> **Task goal**
Every line below is to be copied exactly, with the pictures left out.

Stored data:
========

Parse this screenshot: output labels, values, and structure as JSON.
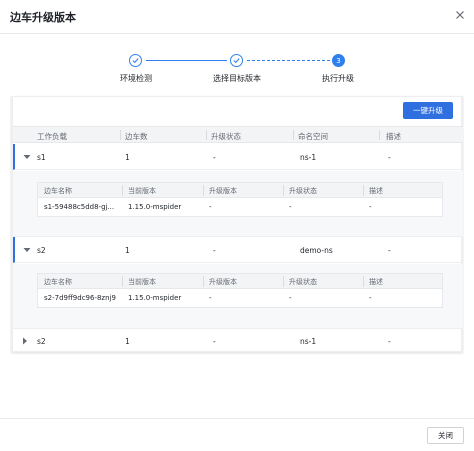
{
  "dialog": {
    "title": "边车升级版本",
    "close_icon": "close-icon"
  },
  "steps": [
    {
      "label": "环境检测",
      "state": "done"
    },
    {
      "label": "选择目标版本",
      "state": "done"
    },
    {
      "label": "执行升级",
      "state": "active",
      "number": "3"
    }
  ],
  "toolbar": {
    "upgrade_all_label": "一键升级"
  },
  "table": {
    "columns": [
      "工作负载",
      "边车数",
      "升级状态",
      "命名空间",
      "描述"
    ],
    "rows": [
      {
        "workload": "s1",
        "sidecar_count": "1",
        "upgrade_status": "-",
        "namespace": "ns-1",
        "description": "-",
        "expanded": true,
        "sub_columns": [
          "边车名称",
          "当前版本",
          "升级版本",
          "升级状态",
          "描述"
        ],
        "sub_rows": [
          {
            "name": "s1-59488c5dd8-gj...",
            "current_version": "1.15.0-mspider",
            "upgrade_version": "-",
            "status": "-",
            "description": "-"
          }
        ]
      },
      {
        "workload": "s2",
        "sidecar_count": "1",
        "upgrade_status": "-",
        "namespace": "demo-ns",
        "description": "-",
        "expanded": true,
        "sub_columns": [
          "边车名称",
          "当前版本",
          "升级版本",
          "升级状态",
          "描述"
        ],
        "sub_rows": [
          {
            "name": "s2-7d9ff9dc96-8znj9",
            "current_version": "1.15.0-mspider",
            "upgrade_version": "-",
            "status": "-",
            "description": "-"
          }
        ]
      },
      {
        "workload": "s2",
        "sidecar_count": "1",
        "upgrade_status": "-",
        "namespace": "ns-1",
        "description": "-",
        "expanded": false
      }
    ]
  },
  "footer": {
    "close_label": "关闭"
  },
  "colors": {
    "primary": "#2f6fe0",
    "step_blue": "#2f80ed"
  }
}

========

> **Response to the task**
Parse this screenshot: output labels, values, and structure as JSON.
{
  "dialog": {
    "title": "边车升级版本",
    "close_icon": "close-icon"
  },
  "steps": [
    {
      "label": "环境检测",
      "state": "done"
    },
    {
      "label": "选择目标版本",
      "state": "done"
    },
    {
      "label": "执行升级",
      "state": "active",
      "number": "3"
    }
  ],
  "toolbar": {
    "upgrade_all_label": "一键升级"
  },
  "table": {
    "columns": [
      "工作负载",
      "边车数",
      "升级状态",
      "命名空间",
      "描述"
    ],
    "rows": [
      {
        "workload": "s1",
        "sidecar_count": "1",
        "upgrade_status": "-",
        "namespace": "ns-1",
        "description": "-",
        "expanded": true,
        "sub_columns": [
          "边车名称",
          "当前版本",
          "升级版本",
          "升级状态",
          "描述"
        ],
        "sub_rows": [
          {
            "name": "s1-59488c5dd8-gj...",
            "current_version": "1.15.0-mspider",
            "upgrade_version": "-",
            "status": "-",
            "description": "-"
          }
        ]
      },
      {
        "workload": "s2",
        "sidecar_count": "1",
        "upgrade_status": "-",
        "namespace": "demo-ns",
        "description": "-",
        "expanded": true,
        "sub_columns": [
          "边车名称",
          "当前版本",
          "升级版本",
          "升级状态",
          "描述"
        ],
        "sub_rows": [
          {
            "name": "s2-7d9ff9dc96-8znj9",
            "current_version": "1.15.0-mspider",
            "upgrade_version": "-",
            "status": "-",
            "description": "-"
          }
        ]
      },
      {
        "workload": "s2",
        "sidecar_count": "1",
        "upgrade_status": "-",
        "namespace": "ns-1",
        "description": "-",
        "expanded": false
      }
    ]
  },
  "footer": {
    "close_label": "关闭"
  },
  "colors": {
    "primary": "#2f6fe0",
    "step_blue": "#2f80ed"
  }
}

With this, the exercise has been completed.